• **DIRECTION**:
Can you reproduce the data starting at its first line and ending at the line that contains "donut-arc <box>120 787 410 1077</box>", replacing "Revenue management system" with "Revenue optimization system" and leaving everything else unchanged?

(Data on where elements appear)
# # # #
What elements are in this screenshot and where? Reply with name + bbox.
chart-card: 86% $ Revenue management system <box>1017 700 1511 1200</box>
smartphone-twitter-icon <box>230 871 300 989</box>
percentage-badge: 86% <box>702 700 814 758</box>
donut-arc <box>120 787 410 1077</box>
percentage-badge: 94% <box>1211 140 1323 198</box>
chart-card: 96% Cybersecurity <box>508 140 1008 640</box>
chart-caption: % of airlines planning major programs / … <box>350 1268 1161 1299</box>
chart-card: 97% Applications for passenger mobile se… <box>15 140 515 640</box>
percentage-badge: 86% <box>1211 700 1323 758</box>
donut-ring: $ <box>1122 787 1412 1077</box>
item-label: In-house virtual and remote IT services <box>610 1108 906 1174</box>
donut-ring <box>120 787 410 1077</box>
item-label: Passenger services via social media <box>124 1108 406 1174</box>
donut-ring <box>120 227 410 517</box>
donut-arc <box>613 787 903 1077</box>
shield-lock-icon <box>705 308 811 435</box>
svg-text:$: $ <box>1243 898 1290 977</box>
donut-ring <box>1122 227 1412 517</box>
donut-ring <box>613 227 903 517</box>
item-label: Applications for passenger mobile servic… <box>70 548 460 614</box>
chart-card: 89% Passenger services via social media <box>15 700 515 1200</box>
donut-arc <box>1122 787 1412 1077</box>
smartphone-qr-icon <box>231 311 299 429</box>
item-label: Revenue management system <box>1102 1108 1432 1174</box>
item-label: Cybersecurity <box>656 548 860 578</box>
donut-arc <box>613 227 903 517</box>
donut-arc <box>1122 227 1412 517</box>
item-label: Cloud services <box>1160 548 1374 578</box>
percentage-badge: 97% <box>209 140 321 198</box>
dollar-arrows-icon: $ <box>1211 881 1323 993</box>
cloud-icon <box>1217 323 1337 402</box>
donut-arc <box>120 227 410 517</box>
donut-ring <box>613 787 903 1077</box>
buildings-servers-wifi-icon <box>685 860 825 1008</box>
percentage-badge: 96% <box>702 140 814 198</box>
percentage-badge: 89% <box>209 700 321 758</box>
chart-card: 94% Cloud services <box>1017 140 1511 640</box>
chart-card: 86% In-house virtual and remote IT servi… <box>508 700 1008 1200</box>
# # # #
• **FINAL RESULT**:
What elements are in this screenshot and where? Reply with name + bbox.
chart-card: 86% $ Revenue optimization system <box>1017 700 1511 1200</box>
smartphone-twitter-icon <box>230 871 300 989</box>
percentage-badge: 86% <box>702 700 814 758</box>
donut-arc <box>120 787 410 1077</box>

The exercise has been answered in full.